[start]

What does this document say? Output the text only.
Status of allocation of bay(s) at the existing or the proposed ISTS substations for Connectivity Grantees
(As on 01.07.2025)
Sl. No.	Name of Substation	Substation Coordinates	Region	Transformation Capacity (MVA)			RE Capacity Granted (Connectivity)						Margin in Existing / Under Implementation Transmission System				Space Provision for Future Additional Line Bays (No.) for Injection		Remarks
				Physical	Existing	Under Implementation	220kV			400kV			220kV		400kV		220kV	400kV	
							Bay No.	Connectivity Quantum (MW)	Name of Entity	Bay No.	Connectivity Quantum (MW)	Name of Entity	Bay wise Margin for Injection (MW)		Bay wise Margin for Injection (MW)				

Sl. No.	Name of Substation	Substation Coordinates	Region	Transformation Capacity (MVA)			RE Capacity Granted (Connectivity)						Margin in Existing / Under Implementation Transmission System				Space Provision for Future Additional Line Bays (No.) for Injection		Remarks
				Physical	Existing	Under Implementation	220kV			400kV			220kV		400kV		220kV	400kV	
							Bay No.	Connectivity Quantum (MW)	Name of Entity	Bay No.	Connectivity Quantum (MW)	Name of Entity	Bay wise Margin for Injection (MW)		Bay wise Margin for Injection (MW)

[end]

> Problem to work on: Write out every entry exactly as given.

> Exercise output:
What does this document say? Output the text only.
Status of allocation of bay(s) at the existing or the proposed ISTS substations for Connectivity Grantees
(As on 01.07.2025)
Sl. No.	Name of Substation	Substation Coordinates	Region	Transformation Capacity (MVA)			RE Capacity Granted (Connectivity)						Margin in Existing / Under Implementation Transmission System				Space Provision for Future Additional Line Bays (No.) for Injection		Remarks
				Physical	Existing	Under Implementation	220kV			400kV			220kV		400kV		220kV	400kV	
							Bay No.	Connectivity Quantum (MW)	Name of Entity	Bay No.	Connectivity Quantum (MW)	Name of Entity	Bay wise Margin for Injection (MW)		Bay wise Margin for Injection (MW)				

Sl. No.	Name of Substation	Substation Coordinates	Region	Transformation Capacity (MVA)			RE Capacity Granted (Connectivity)						Margin in Existing / Under Implementation Transmission System				Space Provision for Future Additional Line Bays (No.) for Injection		Remarks
				Physical	Existing	Under Implementation	220kV			400kV			220kV		400kV		220kV	400kV	
							Bay No.	Connectivity Quantum (MW)	Name of Entity	Bay No.	Connectivity Quantum (MW)	Name of Entity	Bay wise Margin for Injection (MW)		Bay wise Margin for Injection (MW)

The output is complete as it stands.